What to work on: Please state how many lines in the records contain the string "colors", with no words besides the number.

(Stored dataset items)
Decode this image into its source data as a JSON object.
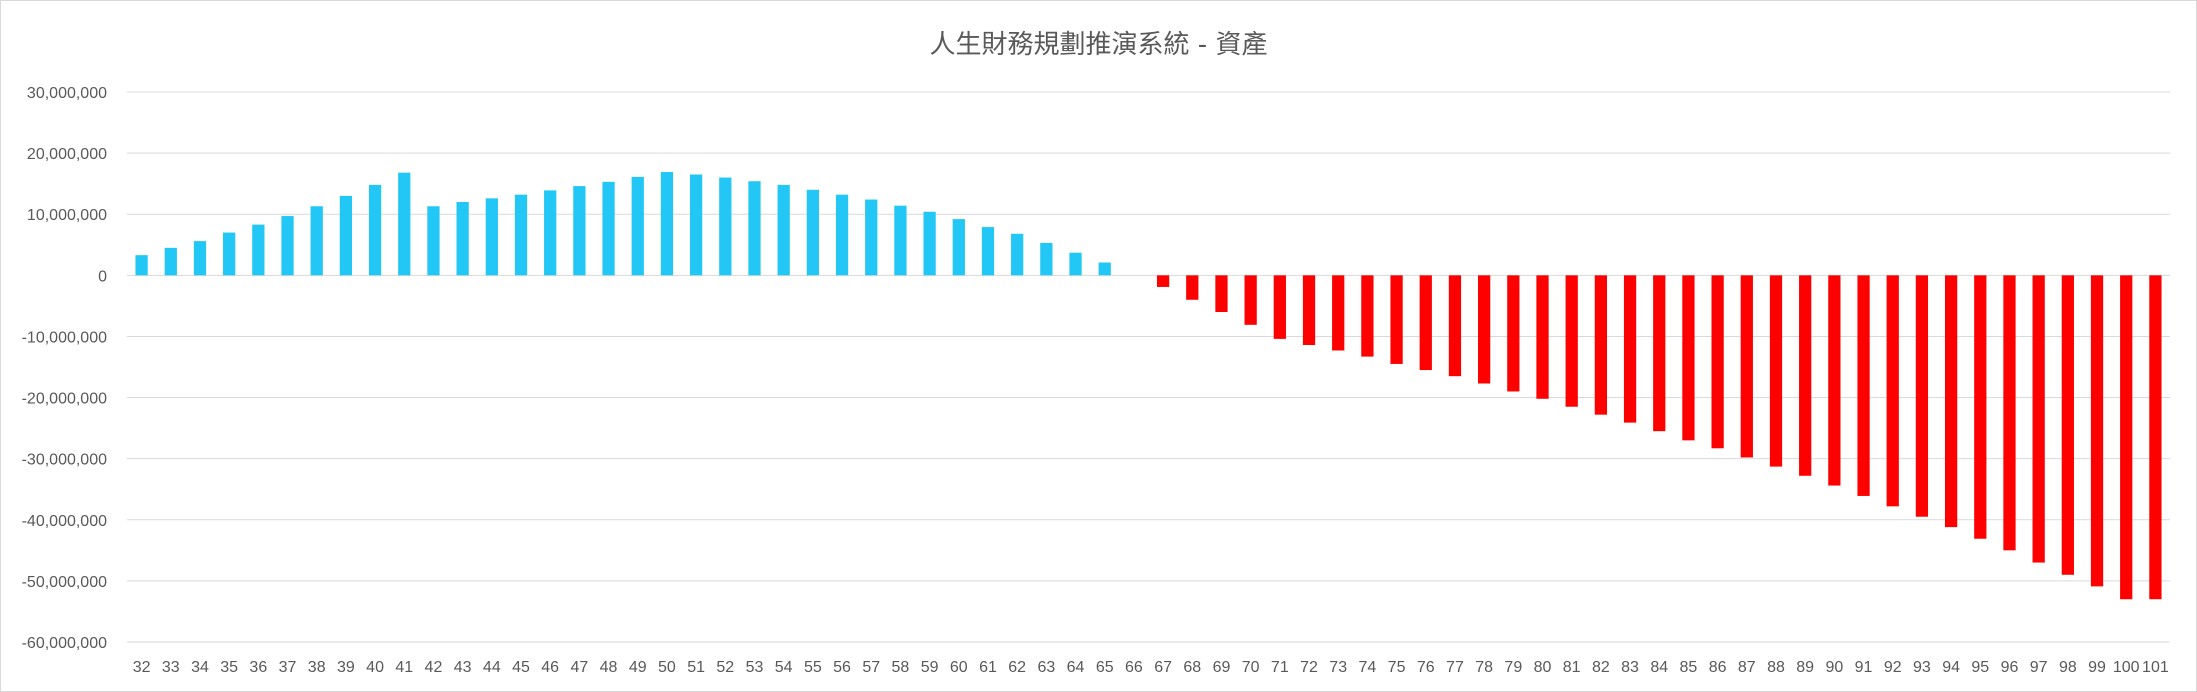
{
  "chart_data": {
    "type": "bar",
    "title": "人生財務規劃推演系統 - 資產",
    "xlabel": "",
    "ylabel": "",
    "ylim": [
      -60000000,
      30000000
    ],
    "yticks": [
      30000000,
      20000000,
      10000000,
      0,
      -10000000,
      -20000000,
      -30000000,
      -40000000,
      -50000000,
      -60000000
    ],
    "ytick_labels": [
      "30,000,000",
      "20,000,000",
      "10,000,000",
      "0",
      "-10,000,000",
      "-20,000,000",
      "-30,000,000",
      "-40,000,000",
      "-50,000,000",
      "-60,000,000"
    ],
    "grid": true,
    "legend": "none",
    "colors": {
      "positive": "#22c7f5",
      "negative": "#ff0000",
      "grid": "#d9d9d9",
      "text": "#595959"
    },
    "categories": [
      "32",
      "33",
      "34",
      "35",
      "36",
      "37",
      "38",
      "39",
      "40",
      "41",
      "42",
      "43",
      "44",
      "45",
      "46",
      "47",
      "48",
      "49",
      "50",
      "51",
      "52",
      "53",
      "54",
      "55",
      "56",
      "57",
      "58",
      "59",
      "60",
      "61",
      "62",
      "63",
      "64",
      "65",
      "66",
      "67",
      "68",
      "69",
      "70",
      "71",
      "72",
      "73",
      "74",
      "75",
      "76",
      "77",
      "78",
      "79",
      "80",
      "81",
      "82",
      "83",
      "84",
      "85",
      "86",
      "87",
      "88",
      "89",
      "90",
      "91",
      "92",
      "93",
      "94",
      "95",
      "96",
      "97",
      "98",
      "99",
      "100",
      "101"
    ],
    "values": [
      3300000,
      4500000,
      5600000,
      7000000,
      8300000,
      9700000,
      11300000,
      13000000,
      14800000,
      16800000,
      11300000,
      12000000,
      12600000,
      13200000,
      13900000,
      14600000,
      15300000,
      16100000,
      16900000,
      16500000,
      16000000,
      15400000,
      14800000,
      14000000,
      13200000,
      12400000,
      11400000,
      10400000,
      9200000,
      7900000,
      6800000,
      5300000,
      3700000,
      2100000,
      0,
      -1900000,
      -4000000,
      -6000000,
      -8100000,
      -10400000,
      -11400000,
      -12300000,
      -13300000,
      -14500000,
      -15500000,
      -16500000,
      -17700000,
      -19000000,
      -20200000,
      -21500000,
      -22800000,
      -24100000,
      -25500000,
      -27000000,
      -28300000,
      -29800000,
      -31300000,
      -32800000,
      -34400000,
      -36100000,
      -37800000,
      -39500000,
      -41200000,
      -43100000,
      -45000000,
      -47000000,
      -49000000,
      -50900000,
      -53000000,
      -53000000
    ]
  }
}
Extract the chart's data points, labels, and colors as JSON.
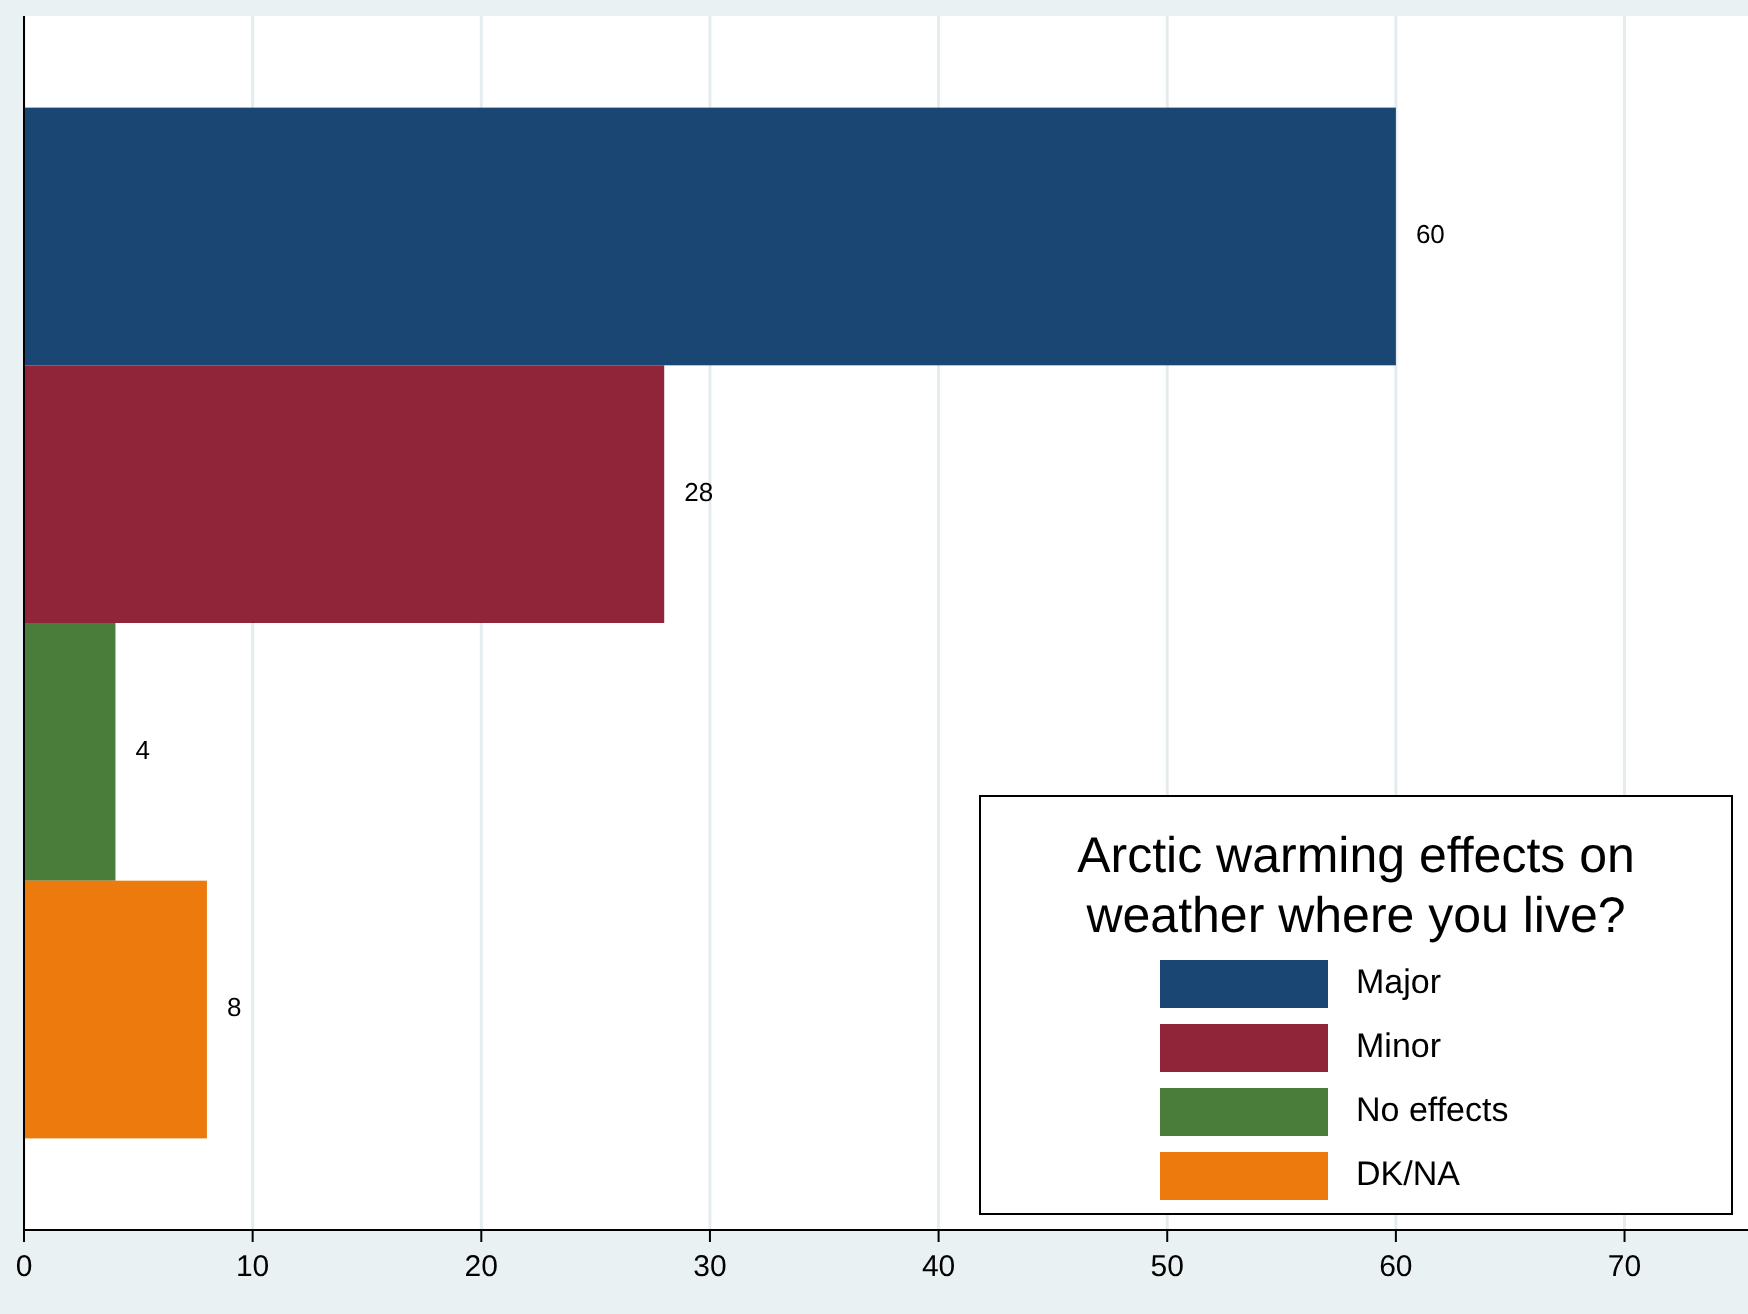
{
  "chart_data": {
    "type": "bar",
    "orientation": "horizontal",
    "legend_title": "Arctic warming effects on weather where you live?",
    "categories": [
      null
    ],
    "series": [
      {
        "name": "Major",
        "color": "#1a4673",
        "values": [
          60
        ]
      },
      {
        "name": "Minor",
        "color": "#90253a",
        "values": [
          28
        ]
      },
      {
        "name": "No effects",
        "color": "#4a7c3a",
        "values": [
          4
        ]
      },
      {
        "name": "DK/NA",
        "color": "#ec7a0c",
        "values": [
          8
        ]
      }
    ],
    "xlim": [
      0,
      75.4
    ],
    "xticks": [
      0,
      10,
      20,
      30,
      40,
      50,
      60,
      70
    ],
    "grid": "x",
    "legend": "bottom right",
    "data_labels": true
  }
}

Finished exercise: 2